START

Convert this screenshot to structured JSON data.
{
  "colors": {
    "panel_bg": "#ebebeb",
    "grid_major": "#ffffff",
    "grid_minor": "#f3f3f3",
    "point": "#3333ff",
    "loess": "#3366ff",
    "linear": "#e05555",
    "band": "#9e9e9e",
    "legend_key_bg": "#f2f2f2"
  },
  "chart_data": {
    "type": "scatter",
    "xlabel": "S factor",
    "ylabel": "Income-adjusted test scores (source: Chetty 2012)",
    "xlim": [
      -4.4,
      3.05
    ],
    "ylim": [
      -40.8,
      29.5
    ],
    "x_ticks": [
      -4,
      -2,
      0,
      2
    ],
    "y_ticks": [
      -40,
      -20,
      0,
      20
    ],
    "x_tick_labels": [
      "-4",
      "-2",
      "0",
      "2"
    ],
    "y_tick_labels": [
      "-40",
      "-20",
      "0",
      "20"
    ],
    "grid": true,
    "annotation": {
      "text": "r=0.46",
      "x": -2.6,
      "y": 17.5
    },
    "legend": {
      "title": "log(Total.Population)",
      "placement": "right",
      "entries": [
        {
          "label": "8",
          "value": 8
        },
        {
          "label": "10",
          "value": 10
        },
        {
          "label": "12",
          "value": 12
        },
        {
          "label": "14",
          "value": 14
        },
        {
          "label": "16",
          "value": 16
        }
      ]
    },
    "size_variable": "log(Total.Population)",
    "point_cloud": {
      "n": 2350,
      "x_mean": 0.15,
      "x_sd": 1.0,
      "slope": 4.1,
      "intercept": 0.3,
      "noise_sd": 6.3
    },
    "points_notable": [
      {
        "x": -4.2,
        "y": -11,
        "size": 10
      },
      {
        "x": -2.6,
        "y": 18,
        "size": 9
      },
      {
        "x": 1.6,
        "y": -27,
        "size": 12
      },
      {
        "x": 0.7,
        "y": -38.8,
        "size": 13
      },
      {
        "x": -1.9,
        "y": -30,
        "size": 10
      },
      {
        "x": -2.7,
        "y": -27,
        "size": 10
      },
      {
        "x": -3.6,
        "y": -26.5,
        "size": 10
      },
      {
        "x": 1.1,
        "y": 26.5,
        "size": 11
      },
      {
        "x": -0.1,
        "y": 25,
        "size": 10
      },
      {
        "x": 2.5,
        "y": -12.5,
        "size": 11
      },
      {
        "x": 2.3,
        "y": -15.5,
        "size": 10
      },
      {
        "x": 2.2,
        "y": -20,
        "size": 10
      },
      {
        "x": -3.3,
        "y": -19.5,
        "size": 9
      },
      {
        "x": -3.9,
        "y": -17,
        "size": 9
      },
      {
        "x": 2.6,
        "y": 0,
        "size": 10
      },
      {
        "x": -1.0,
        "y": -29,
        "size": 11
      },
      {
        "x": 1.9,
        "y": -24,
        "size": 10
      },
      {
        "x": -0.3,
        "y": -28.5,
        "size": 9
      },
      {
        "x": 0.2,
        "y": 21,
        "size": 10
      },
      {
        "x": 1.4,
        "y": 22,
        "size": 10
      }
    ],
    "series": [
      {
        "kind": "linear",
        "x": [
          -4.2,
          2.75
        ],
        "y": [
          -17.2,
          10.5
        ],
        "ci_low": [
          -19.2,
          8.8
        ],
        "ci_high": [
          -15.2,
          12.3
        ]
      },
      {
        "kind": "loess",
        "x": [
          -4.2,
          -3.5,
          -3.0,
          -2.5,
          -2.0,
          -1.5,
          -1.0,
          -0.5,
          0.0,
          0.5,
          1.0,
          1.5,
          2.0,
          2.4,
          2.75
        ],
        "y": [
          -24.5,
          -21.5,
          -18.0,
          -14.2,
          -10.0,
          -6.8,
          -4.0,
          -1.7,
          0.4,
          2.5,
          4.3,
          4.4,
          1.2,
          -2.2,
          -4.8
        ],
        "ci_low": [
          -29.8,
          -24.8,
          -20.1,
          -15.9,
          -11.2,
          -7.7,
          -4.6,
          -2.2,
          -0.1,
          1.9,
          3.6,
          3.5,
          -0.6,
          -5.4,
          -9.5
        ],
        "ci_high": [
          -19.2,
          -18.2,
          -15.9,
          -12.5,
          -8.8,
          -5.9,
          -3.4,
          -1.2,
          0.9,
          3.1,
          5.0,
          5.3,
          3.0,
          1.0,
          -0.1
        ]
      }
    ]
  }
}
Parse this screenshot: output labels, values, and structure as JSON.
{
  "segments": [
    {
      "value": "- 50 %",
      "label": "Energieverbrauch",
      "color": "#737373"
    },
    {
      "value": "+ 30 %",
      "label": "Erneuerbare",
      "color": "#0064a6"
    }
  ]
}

END

:: BRIEF ::
Repeat the material above in full, keeping every word.

:: OUTPUT BELOW ::
Convert this screenshot to structured JSON data.
{
  "colors": {
    "panel_bg": "#ebebeb",
    "grid_major": "#ffffff",
    "grid_minor": "#f3f3f3",
    "point": "#3333ff",
    "loess": "#3366ff",
    "linear": "#e05555",
    "band": "#9e9e9e",
    "legend_key_bg": "#f2f2f2"
  },
  "chart_data": {
    "type": "scatter",
    "xlabel": "S factor",
    "ylabel": "Income-adjusted test scores (source: Chetty 2012)",
    "xlim": [
      -4.4,
      3.05
    ],
    "ylim": [
      -40.8,
      29.5
    ],
    "x_ticks": [
      -4,
      -2,
      0,
      2
    ],
    "y_ticks": [
      -40,
      -20,
      0,
      20
    ],
    "x_tick_labels": [
      "-4",
      "-2",
      "0",
      "2"
    ],
    "y_tick_labels": [
      "-40",
      "-20",
      "0",
      "20"
    ],
    "grid": true,
    "annotation": {
      "text": "r=0.46",
      "x": -2.6,
      "y": 17.5
    },
    "legend": {
      "title": "log(Total.Population)",
      "placement": "right",
      "entries": [
        {
          "label": "8",
          "value": 8
        },
        {
          "label": "10",
          "value": 10
        },
        {
          "label": "12",
          "value": 12
        },
        {
          "label": "14",
          "value": 14
        },
        {
          "label": "16",
          "value": 16
        }
      ]
    },
    "size_variable": "log(Total.Population)",
    "point_cloud": {
      "n": 2350,
      "x_mean": 0.15,
      "x_sd": 1.0,
      "slope": 4.1,
      "intercept": 0.3,
      "noise_sd": 6.3
    },
    "points_notable": [
      {
        "x": -4.2,
        "y": -11,
        "size": 10
      },
      {
        "x": -2.6,
        "y": 18,
        "size": 9
      },
      {
        "x": 1.6,
        "y": -27,
        "size": 12
      },
      {
        "x": 0.7,
        "y": -38.8,
        "size": 13
      },
      {
        "x": -1.9,
        "y": -30,
        "size": 10
      },
      {
        "x": -2.7,
        "y": -27,
        "size": 10
      },
      {
        "x": -3.6,
        "y": -26.5,
        "size": 10
      },
      {
        "x": 1.1,
        "y": 26.5,
        "size": 11
      },
      {
        "x": -0.1,
        "y": 25,
        "size": 10
      },
      {
        "x": 2.5,
        "y": -12.5,
        "size": 11
      },
      {
        "x": 2.3,
        "y": -15.5,
        "size": 10
      },
      {
        "x": 2.2,
        "y": -20,
        "size": 10
      },
      {
        "x": -3.3,
        "y": -19.5,
        "size": 9
      },
      {
        "x": -3.9,
        "y": -17,
        "size": 9
      },
      {
        "x": 2.6,
        "y": 0,
        "size": 10
      },
      {
        "x": -1.0,
        "y": -29,
        "size": 11
      },
      {
        "x": 1.9,
        "y": -24,
        "size": 10
      },
      {
        "x": -0.3,
        "y": -28.5,
        "size": 9
      },
      {
        "x": 0.2,
        "y": 21,
        "size": 10
      },
      {
        "x": 1.4,
        "y": 22,
        "size": 10
      }
    ],
    "series": [
      {
        "kind": "linear",
        "x": [
          -4.2,
          2.75
        ],
        "y": [
          -17.2,
          10.5
        ],
        "ci_low": [
          -19.2,
          8.8
        ],
        "ci_high": [
          -15.2,
          12.3
        ]
      },
      {
        "kind": "loess",
        "x": [
          -4.2,
          -3.5,
          -3.0,
          -2.5,
          -2.0,
          -1.5,
          -1.0,
          -0.5,
          0.0,
          0.5,
          1.0,
          1.5,
          2.0,
          2.4,
          2.75
        ],
        "y": [
          -24.5,
          -21.5,
          -18.0,
          -14.2,
          -10.0,
          -6.8,
          -4.0,
          -1.7,
          0.4,
          2.5,
          4.3,
          4.4,
          1.2,
          -2.2,
          -4.8
        ],
        "ci_low": [
          -29.8,
          -24.8,
          -20.1,
          -15.9,
          -11.2,
          -7.7,
          -4.6,
          -2.2,
          -0.1,
          1.9,
          3.6,
          3.5,
          -0.6,
          -5.4,
          -9.5
        ],
        "ci_high": [
          -19.2,
          -18.2,
          -15.9,
          -12.5,
          -8.8,
          -5.9,
          -3.4,
          -1.2,
          0.9,
          3.1,
          5.0,
          5.3,
          3.0,
          1.0,
          -0.1
        ]
      }
    ]
  }
}
Parse this screenshot: output labels, values, and structure as JSON.
{
  "segments": [
    {
      "value": "- 50 %",
      "label": "Energieverbrauch",
      "color": "#737373"
    },
    {
      "value": "+ 30 %",
      "label": "Erneuerbare",
      "color": "#0064a6"
    }
  ]
}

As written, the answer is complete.